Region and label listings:
----------
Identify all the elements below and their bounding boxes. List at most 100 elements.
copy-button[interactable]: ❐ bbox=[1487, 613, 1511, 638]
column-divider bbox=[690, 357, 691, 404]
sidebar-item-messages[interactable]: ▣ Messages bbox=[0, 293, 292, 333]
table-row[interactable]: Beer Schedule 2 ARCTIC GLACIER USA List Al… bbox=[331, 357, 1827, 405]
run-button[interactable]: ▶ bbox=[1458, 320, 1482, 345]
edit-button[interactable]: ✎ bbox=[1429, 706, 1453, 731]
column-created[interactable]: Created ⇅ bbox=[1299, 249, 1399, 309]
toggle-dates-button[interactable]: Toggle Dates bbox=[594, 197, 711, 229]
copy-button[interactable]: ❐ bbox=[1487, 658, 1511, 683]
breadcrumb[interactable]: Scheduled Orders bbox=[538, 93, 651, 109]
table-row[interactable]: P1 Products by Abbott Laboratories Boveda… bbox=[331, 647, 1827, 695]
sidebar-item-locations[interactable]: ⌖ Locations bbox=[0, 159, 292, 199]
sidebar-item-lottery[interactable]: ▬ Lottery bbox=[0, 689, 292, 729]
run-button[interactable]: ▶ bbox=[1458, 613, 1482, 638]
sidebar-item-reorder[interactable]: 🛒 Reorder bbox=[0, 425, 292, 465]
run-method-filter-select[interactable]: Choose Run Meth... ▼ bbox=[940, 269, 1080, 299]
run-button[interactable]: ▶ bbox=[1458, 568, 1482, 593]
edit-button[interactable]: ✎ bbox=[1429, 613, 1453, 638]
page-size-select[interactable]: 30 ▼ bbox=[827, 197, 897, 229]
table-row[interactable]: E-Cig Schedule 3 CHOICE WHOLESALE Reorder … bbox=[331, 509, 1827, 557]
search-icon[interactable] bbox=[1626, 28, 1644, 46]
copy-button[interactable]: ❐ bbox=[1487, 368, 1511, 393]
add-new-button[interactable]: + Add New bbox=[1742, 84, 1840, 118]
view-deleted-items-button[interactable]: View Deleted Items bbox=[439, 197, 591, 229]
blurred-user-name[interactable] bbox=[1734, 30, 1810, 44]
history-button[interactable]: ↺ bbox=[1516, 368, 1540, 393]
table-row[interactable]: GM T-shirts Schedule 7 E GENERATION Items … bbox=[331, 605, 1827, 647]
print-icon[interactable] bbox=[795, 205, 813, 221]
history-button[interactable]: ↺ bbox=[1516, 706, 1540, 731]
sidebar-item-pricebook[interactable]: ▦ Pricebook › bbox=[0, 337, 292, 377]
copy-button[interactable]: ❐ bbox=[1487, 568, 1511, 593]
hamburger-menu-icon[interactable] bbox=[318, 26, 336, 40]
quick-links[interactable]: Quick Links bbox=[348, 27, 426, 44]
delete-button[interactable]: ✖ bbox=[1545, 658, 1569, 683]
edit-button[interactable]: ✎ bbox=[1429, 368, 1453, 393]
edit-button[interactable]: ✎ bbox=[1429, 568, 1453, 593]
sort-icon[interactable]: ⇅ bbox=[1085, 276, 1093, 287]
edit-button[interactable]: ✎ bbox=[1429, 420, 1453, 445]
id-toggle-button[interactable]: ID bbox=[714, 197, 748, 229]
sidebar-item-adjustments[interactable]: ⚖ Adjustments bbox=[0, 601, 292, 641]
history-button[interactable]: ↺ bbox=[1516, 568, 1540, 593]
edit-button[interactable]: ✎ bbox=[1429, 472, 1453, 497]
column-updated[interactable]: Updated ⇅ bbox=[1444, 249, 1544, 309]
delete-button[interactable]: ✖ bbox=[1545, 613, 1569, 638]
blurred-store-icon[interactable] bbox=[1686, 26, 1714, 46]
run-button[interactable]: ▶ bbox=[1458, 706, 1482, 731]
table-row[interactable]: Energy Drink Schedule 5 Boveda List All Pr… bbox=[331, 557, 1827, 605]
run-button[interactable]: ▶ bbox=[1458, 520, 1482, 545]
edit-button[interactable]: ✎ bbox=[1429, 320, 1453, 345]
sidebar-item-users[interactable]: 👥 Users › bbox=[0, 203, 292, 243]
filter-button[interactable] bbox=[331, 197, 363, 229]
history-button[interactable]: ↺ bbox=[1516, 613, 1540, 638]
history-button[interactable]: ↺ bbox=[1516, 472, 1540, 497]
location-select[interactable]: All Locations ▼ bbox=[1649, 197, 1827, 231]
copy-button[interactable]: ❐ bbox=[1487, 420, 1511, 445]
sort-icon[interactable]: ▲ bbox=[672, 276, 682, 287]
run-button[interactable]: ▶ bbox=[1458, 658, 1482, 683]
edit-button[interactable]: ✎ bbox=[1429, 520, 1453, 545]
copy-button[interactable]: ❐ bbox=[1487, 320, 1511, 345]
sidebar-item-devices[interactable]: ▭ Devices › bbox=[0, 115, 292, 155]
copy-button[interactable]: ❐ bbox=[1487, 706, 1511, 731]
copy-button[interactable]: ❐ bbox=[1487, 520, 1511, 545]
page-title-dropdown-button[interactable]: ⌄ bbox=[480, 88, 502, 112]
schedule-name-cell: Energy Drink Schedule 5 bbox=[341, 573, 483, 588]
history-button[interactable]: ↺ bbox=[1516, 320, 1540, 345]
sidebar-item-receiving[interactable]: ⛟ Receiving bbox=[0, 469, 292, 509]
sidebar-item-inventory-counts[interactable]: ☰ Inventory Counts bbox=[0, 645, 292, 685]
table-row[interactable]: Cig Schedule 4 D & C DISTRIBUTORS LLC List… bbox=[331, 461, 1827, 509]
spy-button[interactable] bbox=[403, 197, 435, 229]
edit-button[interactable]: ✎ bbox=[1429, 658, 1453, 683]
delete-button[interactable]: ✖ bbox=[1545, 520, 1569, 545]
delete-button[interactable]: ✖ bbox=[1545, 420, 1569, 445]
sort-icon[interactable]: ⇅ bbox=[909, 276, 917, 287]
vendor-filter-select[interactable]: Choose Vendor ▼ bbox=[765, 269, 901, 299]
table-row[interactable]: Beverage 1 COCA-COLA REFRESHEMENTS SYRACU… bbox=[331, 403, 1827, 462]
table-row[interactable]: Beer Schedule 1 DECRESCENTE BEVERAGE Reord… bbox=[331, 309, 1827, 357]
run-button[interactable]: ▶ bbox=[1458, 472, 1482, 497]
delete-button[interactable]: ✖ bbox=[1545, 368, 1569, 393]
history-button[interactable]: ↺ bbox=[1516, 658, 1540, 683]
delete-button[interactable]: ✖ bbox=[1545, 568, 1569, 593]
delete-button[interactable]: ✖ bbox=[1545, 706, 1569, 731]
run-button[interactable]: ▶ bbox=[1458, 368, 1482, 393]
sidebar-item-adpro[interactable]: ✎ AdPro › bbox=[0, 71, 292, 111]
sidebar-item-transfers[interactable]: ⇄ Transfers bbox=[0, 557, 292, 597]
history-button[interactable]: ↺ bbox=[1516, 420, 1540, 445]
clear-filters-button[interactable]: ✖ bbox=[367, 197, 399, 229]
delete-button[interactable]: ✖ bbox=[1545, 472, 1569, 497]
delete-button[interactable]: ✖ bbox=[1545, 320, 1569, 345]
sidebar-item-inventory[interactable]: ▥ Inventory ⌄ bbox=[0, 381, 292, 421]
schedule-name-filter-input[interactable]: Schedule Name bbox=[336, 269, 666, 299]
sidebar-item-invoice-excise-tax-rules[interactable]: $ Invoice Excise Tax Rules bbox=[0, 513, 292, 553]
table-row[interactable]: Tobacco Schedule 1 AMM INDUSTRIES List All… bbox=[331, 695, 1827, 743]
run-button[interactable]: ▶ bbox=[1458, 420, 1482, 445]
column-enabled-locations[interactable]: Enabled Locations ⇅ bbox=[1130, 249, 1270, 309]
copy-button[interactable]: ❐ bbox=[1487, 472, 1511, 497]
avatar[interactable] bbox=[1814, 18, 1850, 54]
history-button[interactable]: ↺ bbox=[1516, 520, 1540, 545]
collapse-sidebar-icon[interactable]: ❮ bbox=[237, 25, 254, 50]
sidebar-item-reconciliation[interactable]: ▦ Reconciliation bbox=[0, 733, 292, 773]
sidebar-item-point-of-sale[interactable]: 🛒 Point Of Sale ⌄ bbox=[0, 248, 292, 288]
----------
**Requirements**
Copy out the items above word for word, starting with the first line and ending with the line that contains "table-row[interactable]: Beer Schedule 2".

**Response**
Identify all the elements below and their bounding boxes. List at most 100 elements.
copy-button[interactable]: ❐ bbox=[1487, 613, 1511, 638]
column-divider bbox=[690, 357, 691, 404]
sidebar-item-messages[interactable]: ▣ Messages bbox=[0, 293, 292, 333]
table-row[interactable]: Beer Schedule 2 ARCTIC GLACIER USA List Al… bbox=[331, 357, 1827, 405]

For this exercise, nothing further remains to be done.